### MATERIALS PROVIDED ###

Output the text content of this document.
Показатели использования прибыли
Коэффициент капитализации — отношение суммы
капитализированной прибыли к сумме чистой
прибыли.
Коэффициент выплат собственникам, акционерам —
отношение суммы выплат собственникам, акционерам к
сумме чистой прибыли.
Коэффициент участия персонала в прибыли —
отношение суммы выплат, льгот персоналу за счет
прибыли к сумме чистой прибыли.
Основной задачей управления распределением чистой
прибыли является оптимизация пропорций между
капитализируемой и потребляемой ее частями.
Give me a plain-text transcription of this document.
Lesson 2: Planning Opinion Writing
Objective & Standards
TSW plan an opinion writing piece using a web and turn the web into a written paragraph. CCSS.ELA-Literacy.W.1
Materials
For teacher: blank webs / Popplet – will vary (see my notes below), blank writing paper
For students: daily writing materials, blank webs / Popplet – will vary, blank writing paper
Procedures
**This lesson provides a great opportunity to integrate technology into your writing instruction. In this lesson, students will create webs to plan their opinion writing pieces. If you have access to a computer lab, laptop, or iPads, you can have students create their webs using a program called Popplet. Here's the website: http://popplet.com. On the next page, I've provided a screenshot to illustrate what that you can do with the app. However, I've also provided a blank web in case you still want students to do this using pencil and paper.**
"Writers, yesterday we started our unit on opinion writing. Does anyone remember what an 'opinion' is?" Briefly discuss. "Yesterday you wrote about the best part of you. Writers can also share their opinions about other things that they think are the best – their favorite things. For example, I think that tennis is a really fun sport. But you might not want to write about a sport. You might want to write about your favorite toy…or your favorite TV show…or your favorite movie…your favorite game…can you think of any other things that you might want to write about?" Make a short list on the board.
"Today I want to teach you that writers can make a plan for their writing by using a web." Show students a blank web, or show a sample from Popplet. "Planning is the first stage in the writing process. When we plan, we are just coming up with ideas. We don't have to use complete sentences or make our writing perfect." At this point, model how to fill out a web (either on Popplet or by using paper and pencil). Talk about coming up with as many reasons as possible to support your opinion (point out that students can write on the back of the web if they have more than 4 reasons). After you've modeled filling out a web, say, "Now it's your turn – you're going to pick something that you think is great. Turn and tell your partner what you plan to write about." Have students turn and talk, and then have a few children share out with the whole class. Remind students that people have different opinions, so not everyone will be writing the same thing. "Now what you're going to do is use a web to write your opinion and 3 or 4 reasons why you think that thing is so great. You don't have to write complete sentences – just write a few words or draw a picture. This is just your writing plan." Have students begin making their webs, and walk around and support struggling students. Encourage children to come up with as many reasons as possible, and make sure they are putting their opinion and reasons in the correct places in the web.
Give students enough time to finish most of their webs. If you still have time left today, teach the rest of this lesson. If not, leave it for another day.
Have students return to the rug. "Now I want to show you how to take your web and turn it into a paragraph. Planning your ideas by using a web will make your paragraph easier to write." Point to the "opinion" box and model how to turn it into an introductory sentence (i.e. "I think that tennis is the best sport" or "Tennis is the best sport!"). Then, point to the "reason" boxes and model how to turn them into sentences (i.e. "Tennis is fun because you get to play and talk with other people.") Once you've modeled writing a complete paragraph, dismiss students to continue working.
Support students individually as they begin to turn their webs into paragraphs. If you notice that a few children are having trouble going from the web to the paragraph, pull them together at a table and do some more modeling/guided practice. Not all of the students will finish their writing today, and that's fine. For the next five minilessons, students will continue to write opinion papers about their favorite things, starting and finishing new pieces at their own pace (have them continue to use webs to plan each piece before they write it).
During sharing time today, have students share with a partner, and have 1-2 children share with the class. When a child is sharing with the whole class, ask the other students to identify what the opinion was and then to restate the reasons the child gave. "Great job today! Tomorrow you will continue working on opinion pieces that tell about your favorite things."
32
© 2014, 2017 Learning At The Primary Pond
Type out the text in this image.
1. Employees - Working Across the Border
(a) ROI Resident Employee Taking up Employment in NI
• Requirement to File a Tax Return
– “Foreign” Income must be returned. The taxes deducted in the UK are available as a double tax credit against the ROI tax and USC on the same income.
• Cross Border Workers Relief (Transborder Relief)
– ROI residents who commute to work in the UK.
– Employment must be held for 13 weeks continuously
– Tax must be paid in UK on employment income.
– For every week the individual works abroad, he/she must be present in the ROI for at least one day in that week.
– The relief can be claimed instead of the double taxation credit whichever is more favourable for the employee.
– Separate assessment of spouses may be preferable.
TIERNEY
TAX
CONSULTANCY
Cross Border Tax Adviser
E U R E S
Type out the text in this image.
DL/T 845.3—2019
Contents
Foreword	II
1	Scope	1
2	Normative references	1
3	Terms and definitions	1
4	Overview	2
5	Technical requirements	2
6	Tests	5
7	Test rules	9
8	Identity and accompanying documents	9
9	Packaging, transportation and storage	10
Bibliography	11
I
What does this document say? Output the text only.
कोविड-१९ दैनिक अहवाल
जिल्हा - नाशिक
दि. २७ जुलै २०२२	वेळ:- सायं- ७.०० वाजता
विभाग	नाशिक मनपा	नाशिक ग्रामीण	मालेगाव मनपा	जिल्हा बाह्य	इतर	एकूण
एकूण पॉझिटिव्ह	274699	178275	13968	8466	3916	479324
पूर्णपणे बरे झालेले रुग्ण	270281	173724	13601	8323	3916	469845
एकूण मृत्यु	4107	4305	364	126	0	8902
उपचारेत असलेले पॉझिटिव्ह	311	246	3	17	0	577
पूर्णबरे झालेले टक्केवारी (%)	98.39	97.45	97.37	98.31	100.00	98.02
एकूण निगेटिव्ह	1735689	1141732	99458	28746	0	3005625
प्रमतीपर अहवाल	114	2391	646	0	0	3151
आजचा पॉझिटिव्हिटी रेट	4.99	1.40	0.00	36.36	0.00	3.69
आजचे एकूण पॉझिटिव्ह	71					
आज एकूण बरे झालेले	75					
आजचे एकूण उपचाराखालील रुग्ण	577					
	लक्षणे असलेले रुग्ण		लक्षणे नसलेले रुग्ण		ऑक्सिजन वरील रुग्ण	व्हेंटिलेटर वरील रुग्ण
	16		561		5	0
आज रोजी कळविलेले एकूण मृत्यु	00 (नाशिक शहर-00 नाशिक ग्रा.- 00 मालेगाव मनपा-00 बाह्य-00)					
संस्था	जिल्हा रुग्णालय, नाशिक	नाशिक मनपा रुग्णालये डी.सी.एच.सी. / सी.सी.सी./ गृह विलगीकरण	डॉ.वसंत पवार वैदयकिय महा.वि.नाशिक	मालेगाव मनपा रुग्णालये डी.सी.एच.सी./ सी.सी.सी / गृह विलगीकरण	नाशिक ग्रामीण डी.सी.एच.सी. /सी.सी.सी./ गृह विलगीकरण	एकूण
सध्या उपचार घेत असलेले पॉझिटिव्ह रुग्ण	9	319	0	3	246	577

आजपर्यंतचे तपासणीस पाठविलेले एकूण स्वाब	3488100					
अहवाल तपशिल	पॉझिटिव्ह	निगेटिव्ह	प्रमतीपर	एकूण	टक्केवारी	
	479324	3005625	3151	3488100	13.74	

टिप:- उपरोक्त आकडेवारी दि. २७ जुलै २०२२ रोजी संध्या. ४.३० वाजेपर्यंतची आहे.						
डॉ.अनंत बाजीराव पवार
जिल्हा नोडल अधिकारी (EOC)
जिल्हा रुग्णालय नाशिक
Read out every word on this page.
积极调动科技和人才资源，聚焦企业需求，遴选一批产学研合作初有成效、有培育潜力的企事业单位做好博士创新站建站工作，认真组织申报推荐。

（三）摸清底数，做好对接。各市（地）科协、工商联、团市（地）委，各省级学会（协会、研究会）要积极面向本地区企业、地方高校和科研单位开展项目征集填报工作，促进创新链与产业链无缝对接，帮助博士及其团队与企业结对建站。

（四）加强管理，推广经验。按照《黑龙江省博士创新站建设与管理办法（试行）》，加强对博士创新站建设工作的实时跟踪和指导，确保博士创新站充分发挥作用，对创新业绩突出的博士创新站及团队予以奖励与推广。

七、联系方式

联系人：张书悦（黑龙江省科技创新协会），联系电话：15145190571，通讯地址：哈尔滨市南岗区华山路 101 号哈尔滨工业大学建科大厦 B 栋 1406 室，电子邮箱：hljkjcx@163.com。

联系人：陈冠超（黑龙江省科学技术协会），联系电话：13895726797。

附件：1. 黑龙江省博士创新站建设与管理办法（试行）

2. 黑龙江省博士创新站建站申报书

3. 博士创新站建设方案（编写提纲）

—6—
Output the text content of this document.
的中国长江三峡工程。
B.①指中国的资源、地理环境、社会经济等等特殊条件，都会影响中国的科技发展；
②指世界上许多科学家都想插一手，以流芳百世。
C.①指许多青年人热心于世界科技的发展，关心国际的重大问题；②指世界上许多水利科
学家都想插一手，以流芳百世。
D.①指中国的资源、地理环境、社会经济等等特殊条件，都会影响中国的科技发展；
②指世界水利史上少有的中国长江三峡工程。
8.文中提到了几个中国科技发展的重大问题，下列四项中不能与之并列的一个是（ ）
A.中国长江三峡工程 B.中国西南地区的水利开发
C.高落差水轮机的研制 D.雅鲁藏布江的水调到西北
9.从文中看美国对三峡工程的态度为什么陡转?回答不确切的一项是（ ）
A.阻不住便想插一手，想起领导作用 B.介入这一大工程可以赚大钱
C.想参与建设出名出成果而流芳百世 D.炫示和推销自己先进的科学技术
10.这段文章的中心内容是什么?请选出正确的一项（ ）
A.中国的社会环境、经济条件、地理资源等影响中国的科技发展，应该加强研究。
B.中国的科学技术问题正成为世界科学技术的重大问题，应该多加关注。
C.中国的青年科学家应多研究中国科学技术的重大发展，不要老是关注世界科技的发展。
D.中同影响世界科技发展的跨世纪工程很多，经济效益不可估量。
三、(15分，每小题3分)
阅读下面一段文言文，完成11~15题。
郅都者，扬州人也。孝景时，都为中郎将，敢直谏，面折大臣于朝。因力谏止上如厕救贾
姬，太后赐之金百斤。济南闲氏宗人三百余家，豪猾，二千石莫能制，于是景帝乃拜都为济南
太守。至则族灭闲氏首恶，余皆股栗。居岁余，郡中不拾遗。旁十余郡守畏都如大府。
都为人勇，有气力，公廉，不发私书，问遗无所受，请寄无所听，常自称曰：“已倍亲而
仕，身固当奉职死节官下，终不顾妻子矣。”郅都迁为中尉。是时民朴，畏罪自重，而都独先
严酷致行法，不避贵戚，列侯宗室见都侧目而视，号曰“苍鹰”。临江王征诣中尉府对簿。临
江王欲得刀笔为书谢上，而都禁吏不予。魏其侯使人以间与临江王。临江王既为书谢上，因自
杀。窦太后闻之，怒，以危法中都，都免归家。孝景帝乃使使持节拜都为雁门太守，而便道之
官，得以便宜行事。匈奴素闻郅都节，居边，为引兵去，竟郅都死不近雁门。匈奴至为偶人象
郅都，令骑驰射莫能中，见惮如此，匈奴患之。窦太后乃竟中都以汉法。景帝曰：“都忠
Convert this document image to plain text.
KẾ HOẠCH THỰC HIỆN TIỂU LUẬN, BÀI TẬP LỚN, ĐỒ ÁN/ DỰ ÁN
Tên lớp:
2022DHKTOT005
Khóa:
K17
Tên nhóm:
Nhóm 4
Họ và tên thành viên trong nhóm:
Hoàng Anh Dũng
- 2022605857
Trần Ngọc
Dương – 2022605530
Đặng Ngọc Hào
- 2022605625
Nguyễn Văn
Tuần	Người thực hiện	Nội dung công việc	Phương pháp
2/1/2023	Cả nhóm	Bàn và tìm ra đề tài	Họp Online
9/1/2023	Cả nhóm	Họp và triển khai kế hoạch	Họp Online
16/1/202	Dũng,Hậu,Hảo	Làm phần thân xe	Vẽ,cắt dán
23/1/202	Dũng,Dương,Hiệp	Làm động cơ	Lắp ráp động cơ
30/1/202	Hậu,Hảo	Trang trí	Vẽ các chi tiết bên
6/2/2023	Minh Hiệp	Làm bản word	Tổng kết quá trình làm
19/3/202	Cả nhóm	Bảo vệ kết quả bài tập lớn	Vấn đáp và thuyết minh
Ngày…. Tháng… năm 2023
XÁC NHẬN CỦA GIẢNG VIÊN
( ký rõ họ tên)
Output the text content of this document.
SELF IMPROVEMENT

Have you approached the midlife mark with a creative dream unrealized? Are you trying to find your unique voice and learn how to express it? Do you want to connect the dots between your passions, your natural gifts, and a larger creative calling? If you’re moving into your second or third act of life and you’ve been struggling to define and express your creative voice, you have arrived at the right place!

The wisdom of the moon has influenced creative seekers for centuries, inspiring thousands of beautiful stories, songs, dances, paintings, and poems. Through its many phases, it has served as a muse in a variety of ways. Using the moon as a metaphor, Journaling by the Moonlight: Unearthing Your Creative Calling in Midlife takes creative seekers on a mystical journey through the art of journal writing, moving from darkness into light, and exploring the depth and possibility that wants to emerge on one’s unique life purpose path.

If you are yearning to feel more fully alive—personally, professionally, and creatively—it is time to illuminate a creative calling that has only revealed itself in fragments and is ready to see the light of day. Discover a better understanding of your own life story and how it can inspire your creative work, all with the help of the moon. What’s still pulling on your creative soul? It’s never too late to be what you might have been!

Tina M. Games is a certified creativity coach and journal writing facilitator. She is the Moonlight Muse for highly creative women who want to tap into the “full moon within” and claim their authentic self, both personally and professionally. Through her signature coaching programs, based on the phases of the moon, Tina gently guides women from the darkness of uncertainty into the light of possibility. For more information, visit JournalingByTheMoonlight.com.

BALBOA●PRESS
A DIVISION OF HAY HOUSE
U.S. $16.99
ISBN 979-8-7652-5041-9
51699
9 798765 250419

###

GOAL: Check each line of the records for the word "выплат" and extract those that contain it.

WRITTEN RESPONSE:
Коэффициент выплат собственникам, акционерам —
отношение суммы выплат собственникам, акционерам к
отношение суммы выплат, льгот персоналу за счет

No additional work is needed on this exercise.